# REQUIREMENTS
Identify every line containing the word "source" and reproduce each one.

[Recorded data]
%%
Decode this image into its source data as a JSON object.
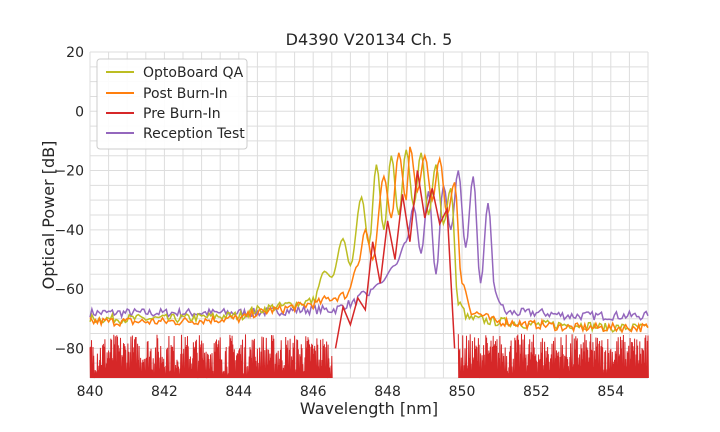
{
  "chart_data": {
    "type": "line",
    "title": "D4390 V20134 Ch. 5",
    "xlabel": "Wavelength [nm]",
    "ylabel": "Optical Power [dB]",
    "xlim": [
      840,
      855
    ],
    "ylim": [
      -90,
      20
    ],
    "x_ticks": [
      840,
      842,
      844,
      846,
      848,
      850,
      852,
      854
    ],
    "y_ticks": [
      20,
      0,
      -20,
      -40,
      -60,
      -80
    ],
    "x_tick_labels": [
      "840",
      "842",
      "844",
      "846",
      "848",
      "850",
      "852",
      "854"
    ],
    "y_tick_labels": [
      "20",
      "0",
      "−20",
      "−40",
      "−60",
      "−80"
    ],
    "grid": true,
    "legend_position": "top-left",
    "series": [
      {
        "name": "OptoBoard QA",
        "color": "#bcbd22",
        "noise_floor": -70,
        "points": [
          [
            840,
            -70
          ],
          [
            842,
            -70
          ],
          [
            844,
            -69
          ],
          [
            844.5,
            -67
          ],
          [
            845,
            -66
          ],
          [
            845.5,
            -65
          ],
          [
            846,
            -64
          ],
          [
            846.3,
            -54
          ],
          [
            846.5,
            -56
          ],
          [
            846.8,
            -43
          ],
          [
            847,
            -52
          ],
          [
            847.3,
            -29
          ],
          [
            847.5,
            -45
          ],
          [
            847.7,
            -18
          ],
          [
            847.9,
            -40
          ],
          [
            848.1,
            -15
          ],
          [
            848.3,
            -35
          ],
          [
            848.5,
            -13
          ],
          [
            848.7,
            -32
          ],
          [
            848.9,
            -14
          ],
          [
            849.1,
            -35
          ],
          [
            849.3,
            -18
          ],
          [
            849.5,
            -38
          ],
          [
            849.7,
            -26
          ],
          [
            849.9,
            -65
          ],
          [
            850.2,
            -70
          ],
          [
            851,
            -71
          ],
          [
            852,
            -72
          ],
          [
            853,
            -72
          ],
          [
            854,
            -73
          ],
          [
            855,
            -73
          ]
        ]
      },
      {
        "name": "Post Burn-In",
        "color": "#ff7f0e",
        "noise_floor": -72,
        "points": [
          [
            840,
            -71
          ],
          [
            842,
            -71
          ],
          [
            844,
            -70
          ],
          [
            844.5,
            -68
          ],
          [
            845,
            -67
          ],
          [
            845.5,
            -66
          ],
          [
            846,
            -65
          ],
          [
            846.5,
            -63
          ],
          [
            846.9,
            -62
          ],
          [
            847.2,
            -52
          ],
          [
            847.4,
            -40
          ],
          [
            847.6,
            -50
          ],
          [
            847.9,
            -22
          ],
          [
            848.1,
            -36
          ],
          [
            848.3,
            -14
          ],
          [
            848.5,
            -30
          ],
          [
            848.6,
            -12
          ],
          [
            848.8,
            -27
          ],
          [
            849.0,
            -15
          ],
          [
            849.2,
            -30
          ],
          [
            849.4,
            -16
          ],
          [
            849.6,
            -35
          ],
          [
            849.8,
            -24
          ],
          [
            850.0,
            -58
          ],
          [
            850.3,
            -68
          ],
          [
            851,
            -71
          ],
          [
            852,
            -72
          ],
          [
            853,
            -73
          ],
          [
            854,
            -73
          ],
          [
            855,
            -73
          ]
        ]
      },
      {
        "name": "Pre Burn-In",
        "color": "#d62728",
        "noise_floor": -82,
        "points": [
          [
            846.6,
            -80
          ],
          [
            846.8,
            -66
          ],
          [
            847.0,
            -72
          ],
          [
            847.2,
            -63
          ],
          [
            847.4,
            -67
          ],
          [
            847.6,
            -44
          ],
          [
            847.8,
            -58
          ],
          [
            848.0,
            -37
          ],
          [
            848.2,
            -50
          ],
          [
            848.4,
            -28
          ],
          [
            848.6,
            -44
          ],
          [
            848.8,
            -20
          ],
          [
            849.0,
            -36
          ],
          [
            849.2,
            -26
          ],
          [
            849.4,
            -38
          ],
          [
            849.6,
            -33
          ],
          [
            849.8,
            -80
          ]
        ]
      },
      {
        "name": "Reception Test",
        "color": "#9467bd",
        "noise_floor": -68,
        "points": [
          [
            840,
            -68
          ],
          [
            842,
            -68
          ],
          [
            844,
            -68
          ],
          [
            846,
            -67
          ],
          [
            846.5,
            -67
          ],
          [
            847,
            -65
          ],
          [
            847.4,
            -62
          ],
          [
            847.8,
            -58
          ],
          [
            848.2,
            -52
          ],
          [
            848.5,
            -44
          ],
          [
            848.7,
            -32
          ],
          [
            848.9,
            -48
          ],
          [
            849.1,
            -27
          ],
          [
            849.3,
            -55
          ],
          [
            849.5,
            -25
          ],
          [
            849.7,
            -40
          ],
          [
            849.9,
            -20
          ],
          [
            850.1,
            -46
          ],
          [
            850.3,
            -22
          ],
          [
            850.5,
            -58
          ],
          [
            850.7,
            -31
          ],
          [
            850.9,
            -62
          ],
          [
            851.2,
            -68
          ],
          [
            852,
            -68
          ],
          [
            853,
            -69
          ],
          [
            854,
            -69
          ],
          [
            855,
            -69
          ]
        ]
      }
    ]
  }
}
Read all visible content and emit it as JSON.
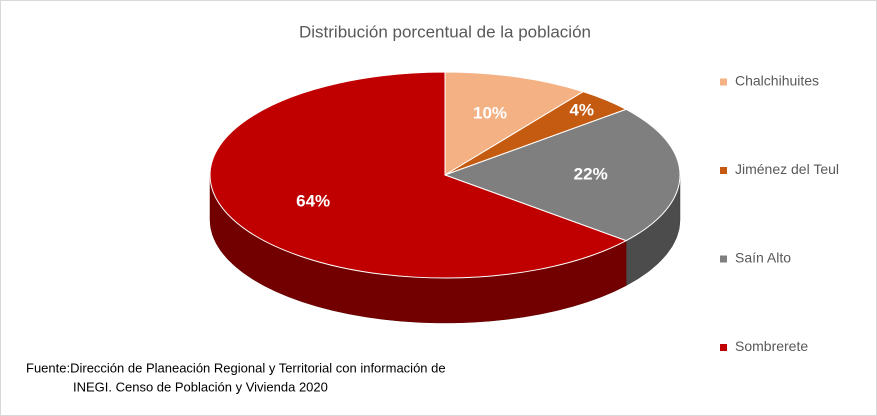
{
  "chart_data": {
    "type": "pie3d",
    "title": "Distribución porcentual de la población",
    "categories": [
      "Chalchihuites",
      "Jiménez del Teul",
      "Saín Alto",
      "Sombrerete"
    ],
    "values": [
      10,
      4,
      22,
      64
    ],
    "value_labels": [
      "10%",
      "4%",
      "22%",
      "64%"
    ],
    "colors": [
      "#f4b183",
      "#c55a11",
      "#7f7f7f",
      "#c00000"
    ],
    "legend": "right",
    "source": [
      "Fuente:Dirección de Planeación Regional y Territorial con información de",
      "INEGI. Censo de Población y Vivienda 2020"
    ]
  }
}
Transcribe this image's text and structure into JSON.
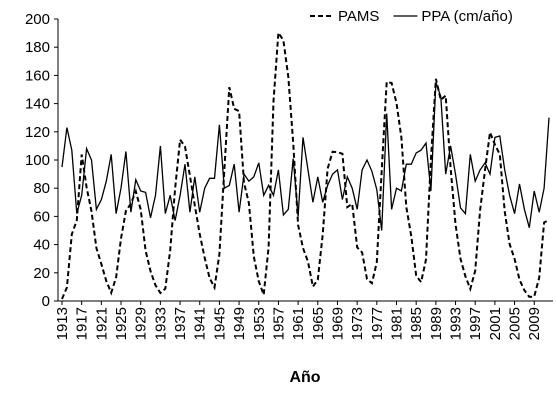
%%
# EXERCISE SOLUTION
Decode this image into its source data as a JSON object.
    "source": [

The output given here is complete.